_Data entries_:
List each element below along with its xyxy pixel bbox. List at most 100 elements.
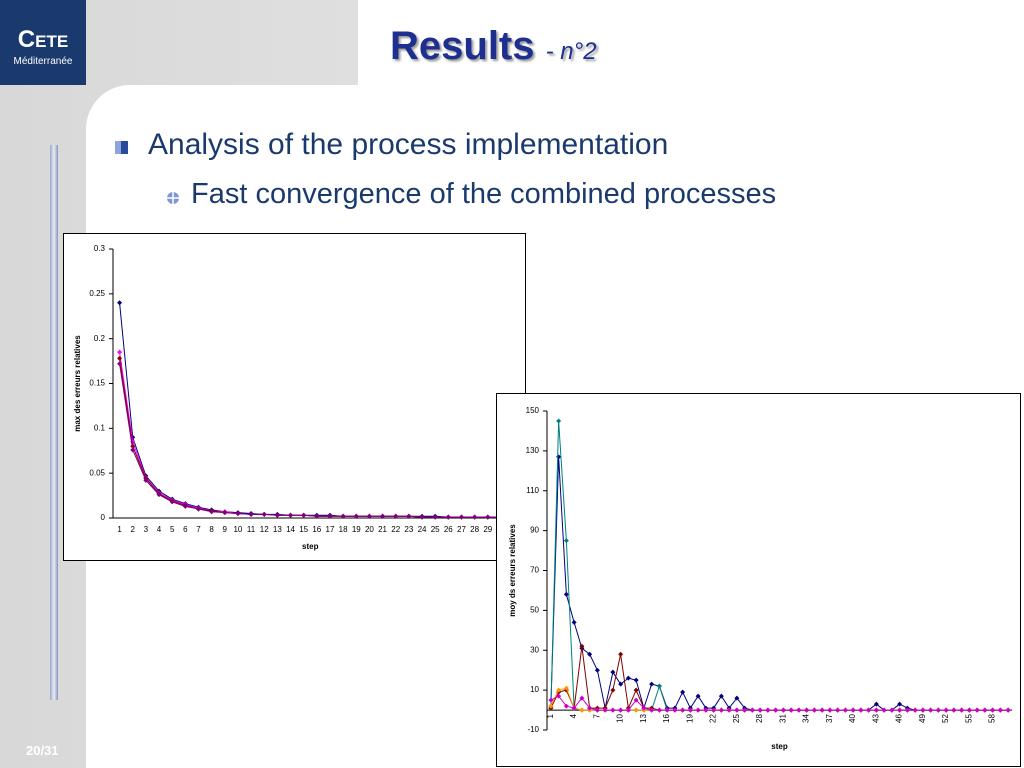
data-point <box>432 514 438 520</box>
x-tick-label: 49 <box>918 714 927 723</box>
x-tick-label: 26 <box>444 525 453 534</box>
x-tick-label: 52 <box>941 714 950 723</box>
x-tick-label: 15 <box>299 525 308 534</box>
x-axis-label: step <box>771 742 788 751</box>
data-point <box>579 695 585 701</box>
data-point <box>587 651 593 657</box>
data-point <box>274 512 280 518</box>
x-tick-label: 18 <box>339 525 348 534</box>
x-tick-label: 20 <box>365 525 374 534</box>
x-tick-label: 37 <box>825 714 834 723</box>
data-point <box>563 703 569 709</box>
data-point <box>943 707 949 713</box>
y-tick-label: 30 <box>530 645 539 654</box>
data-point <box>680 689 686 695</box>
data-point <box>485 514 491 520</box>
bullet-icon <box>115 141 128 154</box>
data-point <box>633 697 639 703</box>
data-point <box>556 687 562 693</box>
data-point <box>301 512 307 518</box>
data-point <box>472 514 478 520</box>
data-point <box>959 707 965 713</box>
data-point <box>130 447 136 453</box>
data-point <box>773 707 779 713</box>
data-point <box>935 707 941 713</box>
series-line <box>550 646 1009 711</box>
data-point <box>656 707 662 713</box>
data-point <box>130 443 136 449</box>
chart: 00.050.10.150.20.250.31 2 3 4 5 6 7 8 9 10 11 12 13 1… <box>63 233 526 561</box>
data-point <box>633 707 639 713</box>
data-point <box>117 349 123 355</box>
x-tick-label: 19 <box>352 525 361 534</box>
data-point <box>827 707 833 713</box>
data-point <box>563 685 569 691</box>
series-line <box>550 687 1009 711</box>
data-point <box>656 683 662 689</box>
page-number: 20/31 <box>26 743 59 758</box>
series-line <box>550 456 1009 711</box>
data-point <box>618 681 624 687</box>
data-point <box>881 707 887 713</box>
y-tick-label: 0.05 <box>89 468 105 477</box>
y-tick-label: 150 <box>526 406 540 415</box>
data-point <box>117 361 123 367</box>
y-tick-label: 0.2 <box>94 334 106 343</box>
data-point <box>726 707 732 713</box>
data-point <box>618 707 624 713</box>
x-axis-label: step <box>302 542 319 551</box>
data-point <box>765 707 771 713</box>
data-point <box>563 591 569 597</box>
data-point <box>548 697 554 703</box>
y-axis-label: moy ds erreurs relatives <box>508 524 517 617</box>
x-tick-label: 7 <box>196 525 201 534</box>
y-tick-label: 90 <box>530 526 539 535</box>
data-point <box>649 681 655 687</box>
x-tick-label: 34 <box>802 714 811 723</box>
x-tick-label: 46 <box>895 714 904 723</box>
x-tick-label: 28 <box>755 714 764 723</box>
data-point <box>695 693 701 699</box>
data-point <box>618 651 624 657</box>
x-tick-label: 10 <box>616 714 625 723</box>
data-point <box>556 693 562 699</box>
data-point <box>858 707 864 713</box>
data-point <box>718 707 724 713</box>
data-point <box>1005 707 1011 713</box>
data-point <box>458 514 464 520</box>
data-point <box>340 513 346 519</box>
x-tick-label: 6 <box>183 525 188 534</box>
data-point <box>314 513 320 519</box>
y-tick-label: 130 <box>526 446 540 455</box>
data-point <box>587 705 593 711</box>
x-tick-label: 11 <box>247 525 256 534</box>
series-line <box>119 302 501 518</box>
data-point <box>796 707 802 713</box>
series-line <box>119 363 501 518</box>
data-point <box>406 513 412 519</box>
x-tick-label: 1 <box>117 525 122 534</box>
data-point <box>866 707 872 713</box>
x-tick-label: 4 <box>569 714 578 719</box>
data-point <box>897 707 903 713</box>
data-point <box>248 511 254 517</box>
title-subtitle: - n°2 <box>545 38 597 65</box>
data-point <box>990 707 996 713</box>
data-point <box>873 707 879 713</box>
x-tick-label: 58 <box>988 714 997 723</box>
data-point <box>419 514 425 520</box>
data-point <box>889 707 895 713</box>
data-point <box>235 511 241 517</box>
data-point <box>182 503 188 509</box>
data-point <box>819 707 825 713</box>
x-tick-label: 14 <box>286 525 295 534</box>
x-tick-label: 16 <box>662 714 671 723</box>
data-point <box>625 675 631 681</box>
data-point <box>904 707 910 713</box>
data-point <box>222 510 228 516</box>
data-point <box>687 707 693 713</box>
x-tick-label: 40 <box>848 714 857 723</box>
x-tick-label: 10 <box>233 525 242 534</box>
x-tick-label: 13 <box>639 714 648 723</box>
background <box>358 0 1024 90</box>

_Task instructions_: Copy every line of the items above word for word, leaving out the pictures.

_Full answer_:
List each element below along with its xyxy pixel bbox. List at most 100 elements.
data-point <box>432 514 438 520</box>
x-tick-label: 49 <box>918 714 927 723</box>
x-tick-label: 26 <box>444 525 453 534</box>
x-tick-label: 52 <box>941 714 950 723</box>
x-tick-label: 15 <box>299 525 308 534</box>
x-axis-label: step <box>771 742 788 751</box>
data-point <box>579 695 585 701</box>
data-point <box>587 651 593 657</box>
data-point <box>274 512 280 518</box>
x-tick-label: 18 <box>339 525 348 534</box>
x-tick-label: 20 <box>365 525 374 534</box>
x-tick-label: 37 <box>825 714 834 723</box>
data-point <box>563 703 569 709</box>
data-point <box>943 707 949 713</box>
y-tick-label: 30 <box>530 645 539 654</box>
data-point <box>680 689 686 695</box>
data-point <box>485 514 491 520</box>
bullet-icon <box>115 141 128 154</box>
data-point <box>633 697 639 703</box>
data-point <box>556 687 562 693</box>
data-point <box>301 512 307 518</box>
data-point <box>472 514 478 520</box>
data-point <box>959 707 965 713</box>
data-point <box>130 447 136 453</box>
data-point <box>773 707 779 713</box>
data-point <box>935 707 941 713</box>
series-line <box>550 646 1009 711</box>
data-point <box>656 707 662 713</box>
data-point <box>130 443 136 449</box>
chart: 00.050.10.150.20.250.31 2 3 4 5 6 7 8 9 10 11 12 13 1… <box>63 233 526 561</box>
data-point <box>633 707 639 713</box>
data-point <box>117 349 123 355</box>
x-tick-label: 19 <box>352 525 361 534</box>
data-point <box>827 707 833 713</box>
data-point <box>563 685 569 691</box>
series-line <box>550 687 1009 711</box>
data-point <box>656 683 662 689</box>
page-number: 20/31 <box>26 743 59 758</box>
series-line <box>550 456 1009 711</box>
data-point <box>618 681 624 687</box>
data-point <box>881 707 887 713</box>
y-tick-label: 0.05 <box>89 468 105 477</box>
y-tick-label: 150 <box>526 406 540 415</box>
data-point <box>117 361 123 367</box>
y-tick-label: 0.2 <box>94 334 106 343</box>
data-point <box>726 707 732 713</box>
data-point <box>618 707 624 713</box>
x-axis-label: step <box>302 542 319 551</box>
data-point <box>765 707 771 713</box>
data-point <box>563 591 569 597</box>
data-point <box>548 697 554 703</box>
y-axis-label: moy ds erreurs relatives <box>508 524 517 617</box>
x-tick-label: 7 <box>196 525 201 534</box>
y-tick-label: 90 <box>530 526 539 535</box>
data-point <box>649 681 655 687</box>
x-tick-label: 34 <box>802 714 811 723</box>
x-tick-label: 46 <box>895 714 904 723</box>
x-tick-label: 28 <box>755 714 764 723</box>
data-point <box>695 693 701 699</box>
data-point <box>618 651 624 657</box>
x-tick-label: 10 <box>616 714 625 723</box>
data-point <box>556 693 562 699</box>
data-point <box>858 707 864 713</box>
data-point <box>718 707 724 713</box>
data-point <box>1005 707 1011 713</box>
data-point <box>458 514 464 520</box>
data-point <box>340 513 346 519</box>
x-tick-label: 6 <box>183 525 188 534</box>
data-point <box>314 513 320 519</box>
y-tick-label: 130 <box>526 446 540 455</box>
data-point <box>587 705 593 711</box>
x-tick-label: 11 <box>247 525 256 534</box>
series-line <box>119 302 501 518</box>
data-point <box>796 707 802 713</box>
series-line <box>119 363 501 518</box>
data-point <box>406 513 412 519</box>
x-tick-label: 1 <box>117 525 122 534</box>
data-point <box>866 707 872 713</box>
x-tick-label: 4 <box>569 714 578 719</box>
data-point <box>897 707 903 713</box>
data-point <box>248 511 254 517</box>
title-subtitle: - n°2 <box>545 38 597 65</box>
data-point <box>990 707 996 713</box>
data-point <box>873 707 879 713</box>
x-tick-label: 58 <box>988 714 997 723</box>
data-point <box>419 514 425 520</box>
data-point <box>889 707 895 713</box>
data-point <box>235 511 241 517</box>
data-point <box>182 503 188 509</box>
data-point <box>819 707 825 713</box>
x-tick-label: 14 <box>286 525 295 534</box>
x-tick-label: 16 <box>662 714 671 723</box>
data-point <box>625 675 631 681</box>
data-point <box>904 707 910 713</box>
data-point <box>222 510 228 516</box>
data-point <box>687 707 693 713</box>
x-tick-label: 40 <box>848 714 857 723</box>
x-tick-label: 10 <box>233 525 242 534</box>
x-tick-label: 13 <box>639 714 648 723</box>
background <box>358 0 1024 90</box>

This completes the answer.